Begin Exercise materials
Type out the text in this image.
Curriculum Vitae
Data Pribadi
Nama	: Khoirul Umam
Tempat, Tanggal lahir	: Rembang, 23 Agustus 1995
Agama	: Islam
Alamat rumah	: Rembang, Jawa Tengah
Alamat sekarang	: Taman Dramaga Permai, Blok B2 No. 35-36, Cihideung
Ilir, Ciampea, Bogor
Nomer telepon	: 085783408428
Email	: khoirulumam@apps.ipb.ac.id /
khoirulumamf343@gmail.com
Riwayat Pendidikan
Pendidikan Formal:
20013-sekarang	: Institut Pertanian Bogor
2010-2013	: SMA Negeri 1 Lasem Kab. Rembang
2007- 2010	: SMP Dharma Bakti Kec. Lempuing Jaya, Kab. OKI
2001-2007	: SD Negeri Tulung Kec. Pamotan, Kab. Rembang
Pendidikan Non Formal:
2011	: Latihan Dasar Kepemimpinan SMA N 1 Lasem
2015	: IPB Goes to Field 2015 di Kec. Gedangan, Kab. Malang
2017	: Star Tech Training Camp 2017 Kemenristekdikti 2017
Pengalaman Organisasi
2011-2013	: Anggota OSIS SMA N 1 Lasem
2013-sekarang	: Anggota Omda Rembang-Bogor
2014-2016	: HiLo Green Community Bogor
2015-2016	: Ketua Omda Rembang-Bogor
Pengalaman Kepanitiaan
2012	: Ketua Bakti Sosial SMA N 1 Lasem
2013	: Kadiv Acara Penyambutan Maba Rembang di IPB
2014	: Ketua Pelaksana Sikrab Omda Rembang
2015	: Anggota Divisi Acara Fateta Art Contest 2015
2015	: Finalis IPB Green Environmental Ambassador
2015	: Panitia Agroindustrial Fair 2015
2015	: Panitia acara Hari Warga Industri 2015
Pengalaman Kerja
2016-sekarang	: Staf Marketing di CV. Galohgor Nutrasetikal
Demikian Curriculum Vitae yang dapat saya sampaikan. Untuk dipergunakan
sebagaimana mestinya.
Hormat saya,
End Exercise materials
Begin Exercise materials
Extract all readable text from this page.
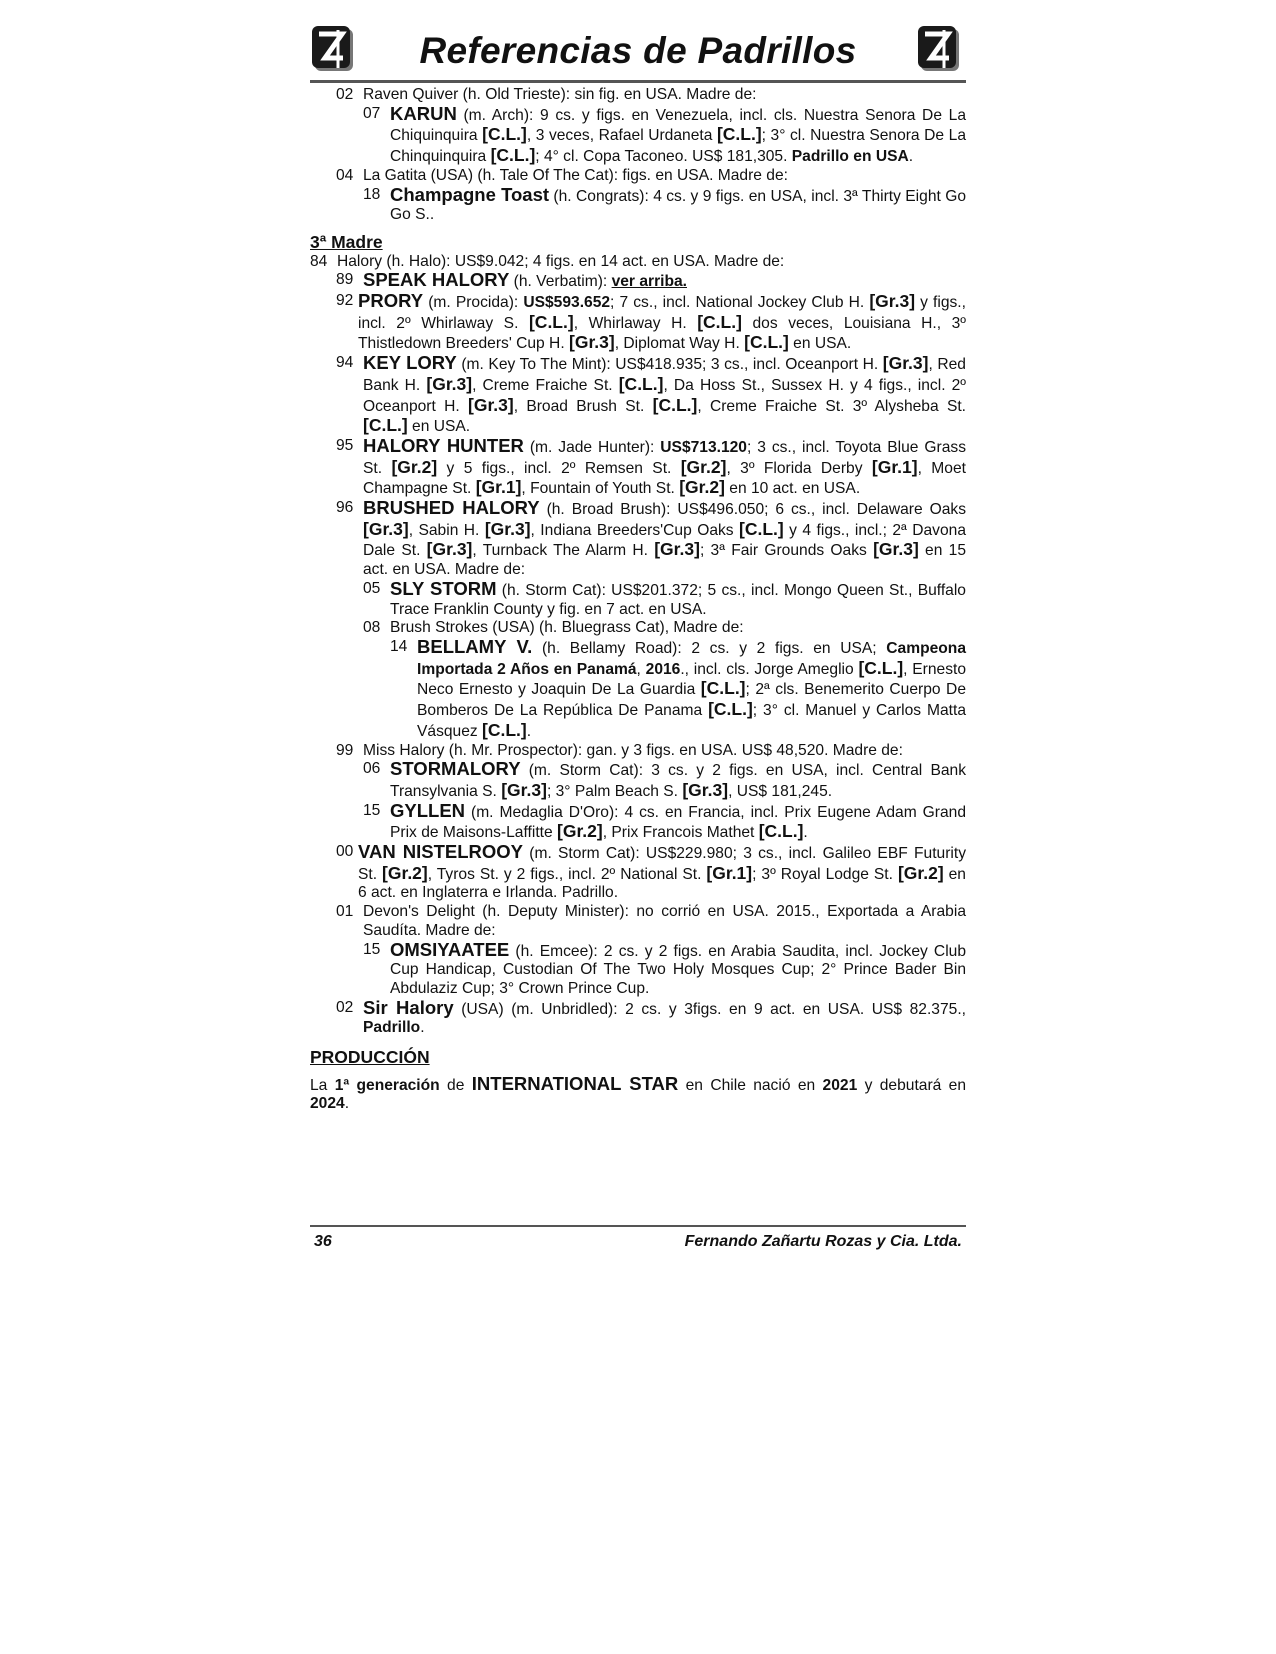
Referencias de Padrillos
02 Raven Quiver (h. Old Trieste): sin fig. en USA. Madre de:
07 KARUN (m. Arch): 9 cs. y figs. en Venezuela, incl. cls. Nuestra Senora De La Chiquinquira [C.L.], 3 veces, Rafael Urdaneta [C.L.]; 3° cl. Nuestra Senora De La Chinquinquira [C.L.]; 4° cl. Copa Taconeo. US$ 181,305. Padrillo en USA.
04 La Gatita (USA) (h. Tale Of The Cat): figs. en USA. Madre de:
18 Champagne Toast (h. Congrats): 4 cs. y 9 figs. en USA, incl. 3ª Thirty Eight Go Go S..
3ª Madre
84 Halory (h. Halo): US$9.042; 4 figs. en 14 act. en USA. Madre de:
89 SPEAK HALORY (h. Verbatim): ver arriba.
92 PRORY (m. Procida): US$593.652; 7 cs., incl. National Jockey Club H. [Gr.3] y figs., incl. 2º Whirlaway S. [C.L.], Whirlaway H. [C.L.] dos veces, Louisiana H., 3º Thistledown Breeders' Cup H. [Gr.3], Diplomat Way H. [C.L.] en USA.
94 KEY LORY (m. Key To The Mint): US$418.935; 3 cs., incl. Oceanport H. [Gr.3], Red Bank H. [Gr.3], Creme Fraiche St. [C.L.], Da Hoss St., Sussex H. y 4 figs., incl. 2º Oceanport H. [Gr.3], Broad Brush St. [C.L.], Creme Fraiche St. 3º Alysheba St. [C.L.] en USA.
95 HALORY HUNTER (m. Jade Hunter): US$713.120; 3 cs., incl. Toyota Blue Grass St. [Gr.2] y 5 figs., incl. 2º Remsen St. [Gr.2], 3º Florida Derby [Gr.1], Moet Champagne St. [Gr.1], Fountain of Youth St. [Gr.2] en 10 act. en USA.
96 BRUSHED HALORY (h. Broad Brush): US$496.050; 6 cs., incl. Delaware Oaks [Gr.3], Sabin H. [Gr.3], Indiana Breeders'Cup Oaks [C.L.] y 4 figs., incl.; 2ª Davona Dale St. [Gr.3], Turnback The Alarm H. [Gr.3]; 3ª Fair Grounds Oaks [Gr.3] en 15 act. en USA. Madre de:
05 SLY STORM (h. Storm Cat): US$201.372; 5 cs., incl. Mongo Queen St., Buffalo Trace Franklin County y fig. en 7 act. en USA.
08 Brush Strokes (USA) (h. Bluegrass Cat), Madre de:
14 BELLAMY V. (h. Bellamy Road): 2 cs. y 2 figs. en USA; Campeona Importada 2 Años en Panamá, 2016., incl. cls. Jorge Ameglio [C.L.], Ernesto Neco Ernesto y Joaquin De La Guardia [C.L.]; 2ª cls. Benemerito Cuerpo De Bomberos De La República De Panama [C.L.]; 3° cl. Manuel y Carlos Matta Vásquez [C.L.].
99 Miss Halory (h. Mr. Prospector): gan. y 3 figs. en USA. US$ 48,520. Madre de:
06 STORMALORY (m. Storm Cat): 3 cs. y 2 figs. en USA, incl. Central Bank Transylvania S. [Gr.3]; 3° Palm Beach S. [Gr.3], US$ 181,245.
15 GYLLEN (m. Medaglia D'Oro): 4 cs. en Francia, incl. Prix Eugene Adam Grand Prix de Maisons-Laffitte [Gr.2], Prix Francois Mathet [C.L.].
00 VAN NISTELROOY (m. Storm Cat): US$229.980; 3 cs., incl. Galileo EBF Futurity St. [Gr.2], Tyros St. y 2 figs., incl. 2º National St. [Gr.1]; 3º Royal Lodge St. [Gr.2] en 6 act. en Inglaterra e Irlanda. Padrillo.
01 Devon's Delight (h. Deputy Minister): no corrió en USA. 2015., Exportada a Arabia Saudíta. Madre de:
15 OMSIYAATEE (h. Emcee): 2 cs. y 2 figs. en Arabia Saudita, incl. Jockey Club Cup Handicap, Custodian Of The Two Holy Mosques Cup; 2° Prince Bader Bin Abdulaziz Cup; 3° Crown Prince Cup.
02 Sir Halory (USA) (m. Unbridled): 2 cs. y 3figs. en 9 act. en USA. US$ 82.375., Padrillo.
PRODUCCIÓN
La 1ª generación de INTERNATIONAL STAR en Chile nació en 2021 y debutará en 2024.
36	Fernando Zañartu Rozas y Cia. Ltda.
End Exercise materials
> Exercise objective
From the data above, show each line that contains "Breeders".

> Output
92 PRORY (m. Procida): US$593.652; 7 cs., incl. National Jockey Club H. [Gr.3] y figs., incl. 2º Whirlaway S. [C.L.], Whirlaway H. [C.L.] dos veces, Louisiana H., 3º Thistledown Breeders' Cup H. [Gr.3], Diplomat Way H. [C.L.] en USA.
96 BRUSHED HALORY (h. Broad Brush): US$496.050; 6 cs., incl. Delaware Oaks [Gr.3], Sabin H. [Gr.3], Indiana Breeders'Cup Oaks [C.L.] y 4 figs., incl.; 2ª Davona Dale St. [Gr.3], Turnback The Alarm H. [Gr.3]; 3ª Fair Grounds Oaks [Gr.3] en 15 act. en USA. Madre de:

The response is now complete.